_Your goal_. Select and copy out every line in the records containing "Determine".
──────── Exercise materials ────────
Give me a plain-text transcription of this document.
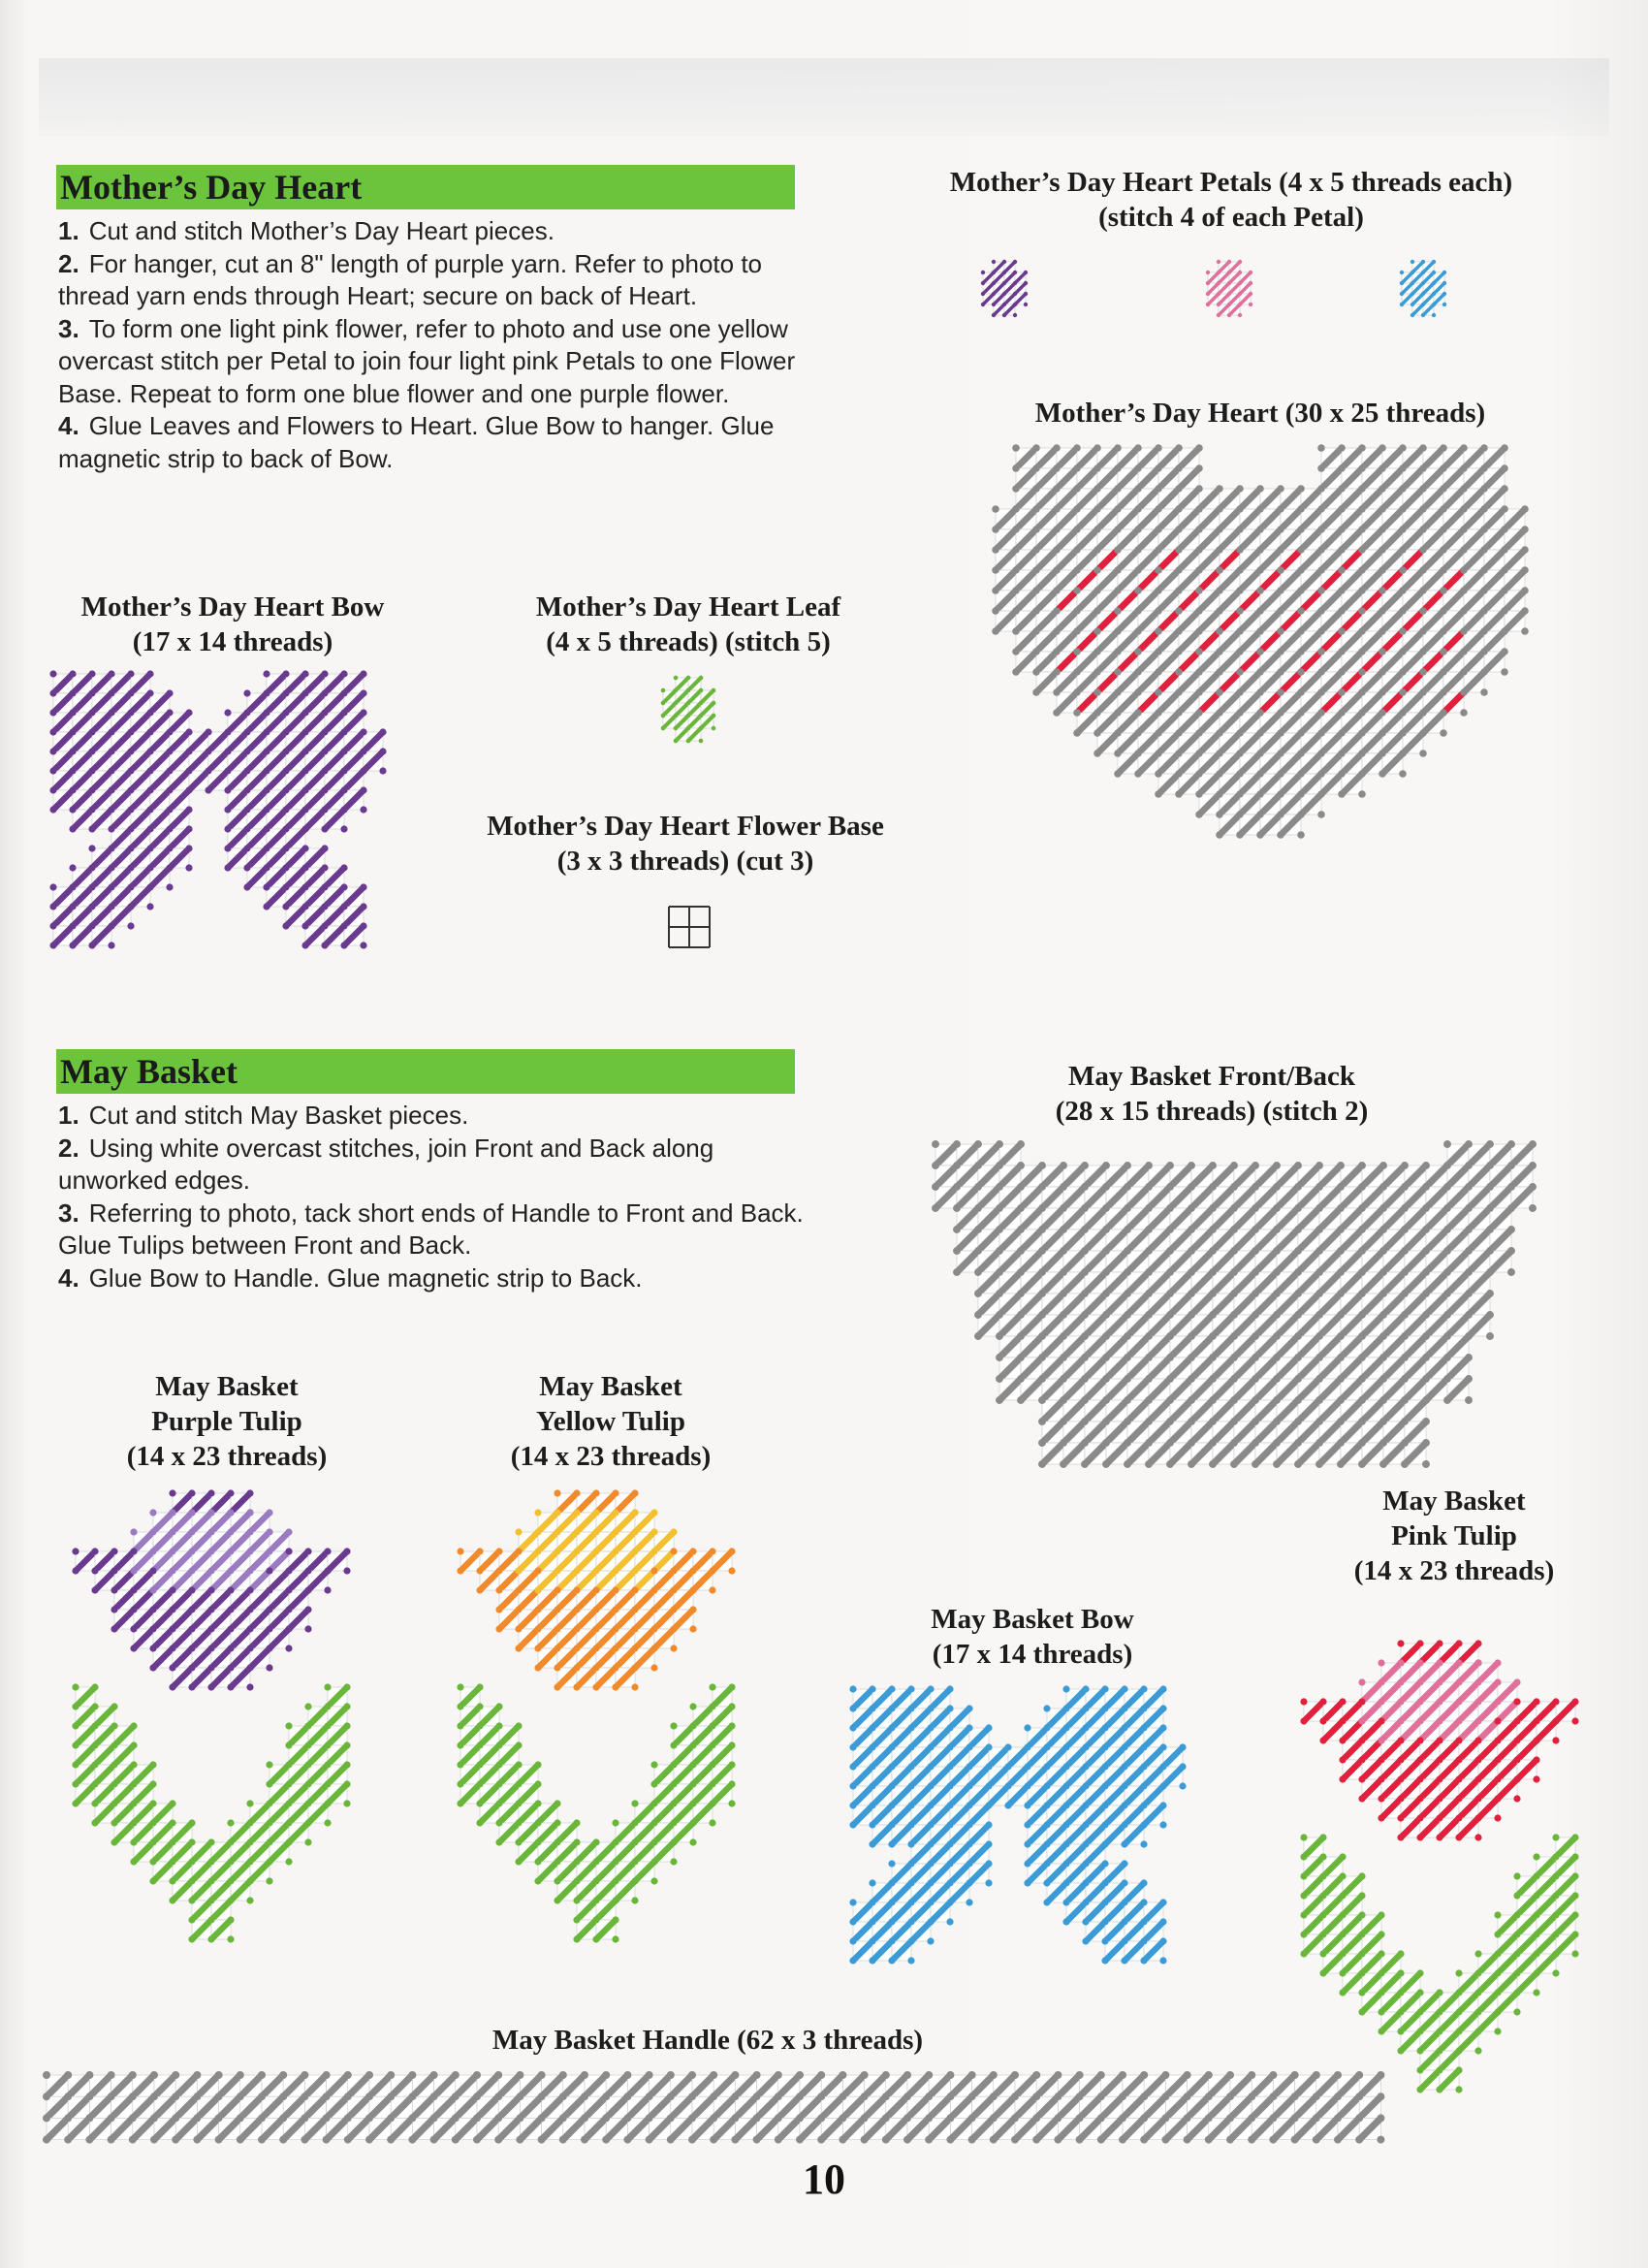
Mother’s Day Heart

1. Cut and stitch Mother’s Day Heart pieces.

2. For hanger, cut an 8" length of purple yarn. Refer to photo to thread yarn ends through Heart; secure on back of Heart.

3. To form one light pink flower, refer to photo and use one yellow overcast stitch per Petal to join four light pink Petals to one Flower Base. Repeat to form one blue flower and one purple flower.

4. Glue Leaves and Flowers to Heart. Glue Bow to hanger. Glue magnetic strip to back of Bow.

May Basket

1. Cut and stitch May Basket pieces.

2. Using white overcast stitches, join Front and Back along unworked edges.

3. Referring to photo, tack short ends of Handle to Front and Back. Glue Tulips between Front and Back.

4. Glue Bow to Handle. Glue magnetic strip to Back.

Mother’s Day Heart Petals (4 x 5 threads each)
(stitch 4 of each Petal)
Mother’s Day Heart (30 x 25 threads)
Mother’s Day Heart Bow
(17 x 14 threads)
Mother’s Day Heart Leaf
(4 x 5 threads) (stitch 5)
Mother’s Day Heart Flower Base
(3 x 3 threads) (cut 3)
May Basket Front/Back
(28 x 15 threads) (stitch 2)
May Basket
Purple Tulip
(14 x 23 threads)
May Basket
Yellow Tulip
(14 x 23 threads)
May Basket
Pink Tulip
(14 x 23 threads)
May Basket Bow
(17 x 14 threads)
May Basket Handle (62 x 3 threads)
10
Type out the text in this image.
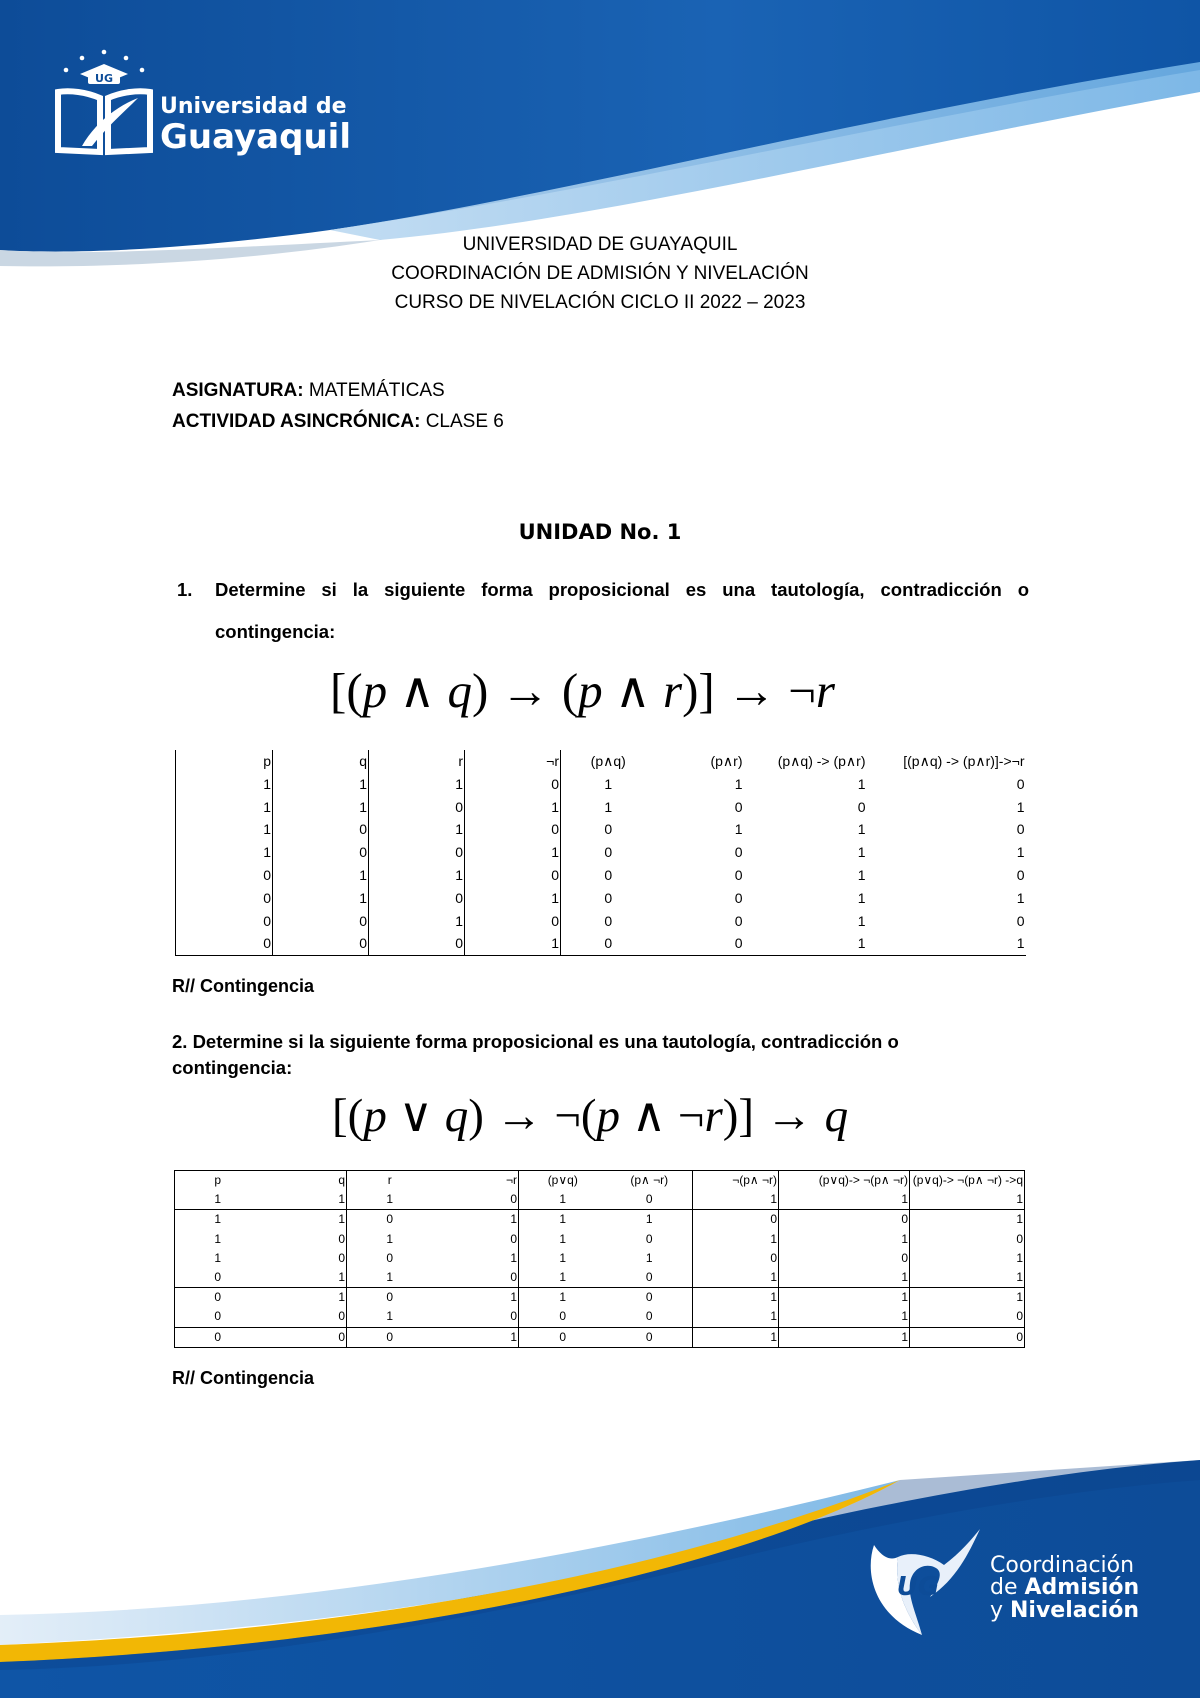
UG
Universidad de
Guayaquil
UNIVERSIDAD DE GUAYAQUIL
COORDINACIÓN DE ADMISIÓN Y NIVELACIÓN
CURSO DE NIVELACIÓN CICLO II 2022 – 2023
ASIGNATURA: MATEMÁTICAS
ACTIVIDAD ASINCRÓNICA: CLASE 6
UNIDAD No. 1
1. Determine si la siguiente forma proposicional es una tautología, contradicción o
contingencia:
[(p ∧ q) → (p ∧ r)] → ¬r
p	q	r	¬r	(p∧q)	(p∧r)	(p∧q) -> (p∧r)	[(p∧q) -> (p∧r)]->¬r
1	1	1	0	1	1	1	0
1	1	0	1	1	0	0	1
1	0	1	0	0	1	1	0
1	0	0	1	0	0	1	1
0	1	1	0	0	0	1	0
0	1	0	1	0	0	1	1
0	0	1	0	0	0	1	0
0	0	0	1	0	0	1	1
R// Contingencia
2. Determine si la siguiente forma proposicional es una tautología, contradicción o
contingencia:
[(p ∨ q) → ¬(p ∧ ¬r)] → q
p	q	r	¬r	(p∨q)	(p∧ ¬r)	¬(p∧ ¬r)	(p∨q)-> ¬(p∧ ¬r)	(p∨q)-> ¬(p∧ ¬r) ->q
1	1	1	0	1	0	1	1	1
1	1	0	1	1	1	0	0	1
1	0	1	0	1	0	1	1	0
1	0	0	1	1	1	0	0	1
0	1	1	0	1	0	1	1	1
0	1	0	1	1	0	1	1	1
0	0	1	0	0	0	1	1	0
0	0	0	1	0	0	1	1	0
R// Contingencia
UG
Coordinación
de Admisión
y Nivelación
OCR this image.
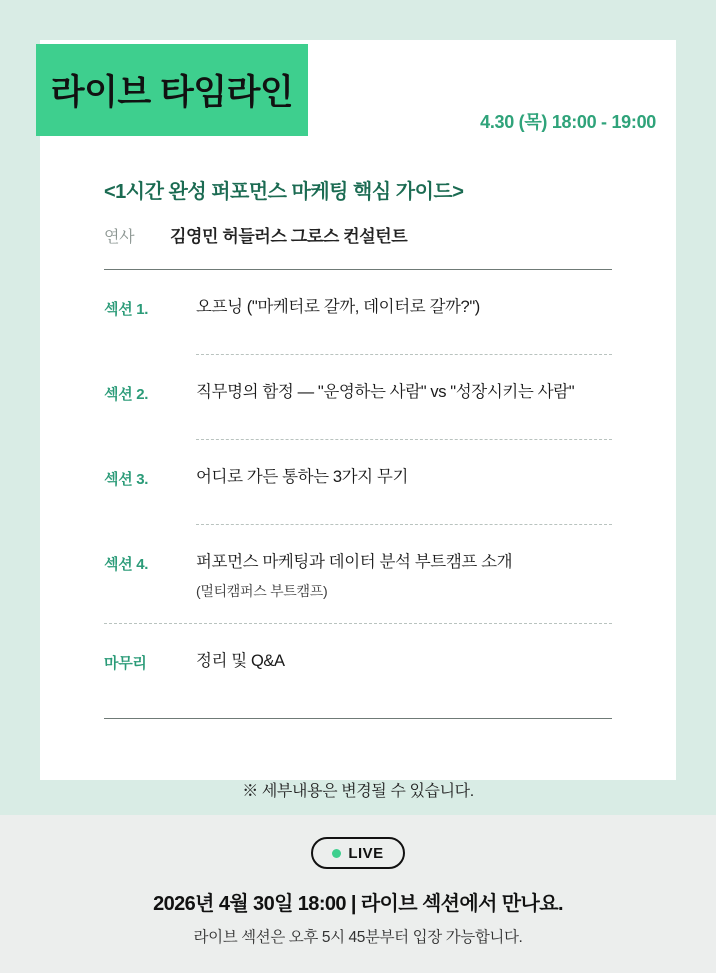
라이브 타임라인
4.30 (목) 18:00 - 19:00
<1시간 완성 퍼포먼스 마케팅 핵심 가이드>
연사	김영민 허들러스 그로스 컨설턴트
섹션 1.	오프닝 ("마케터로 갈까, 데이터로 갈까?")
섹션 2.	직무명의 함정 — "운영하는 사람" vs "성장시키는 사람"
섹션 3.	어디로 가든 통하는 3가지 무기
섹션 4.	퍼포먼스 마케팅과 데이터 분석 부트캠프 소개
(멀티캠퍼스 부트캠프)
마무리	정리 및 Q&A
※ 세부내용은 변경될 수 있습니다.
LIVE
2026년 4월 30일 18:00 | 라이브 섹션에서 만나요.
라이브 섹션은 오후 5시 45분부터 입장 가능합니다.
────────
_Complete response_.
1. Determine si la siguiente forma proposicional es una tautología, contradicción o
2. Determine si la siguiente forma proposicional es una tautología, contradicción o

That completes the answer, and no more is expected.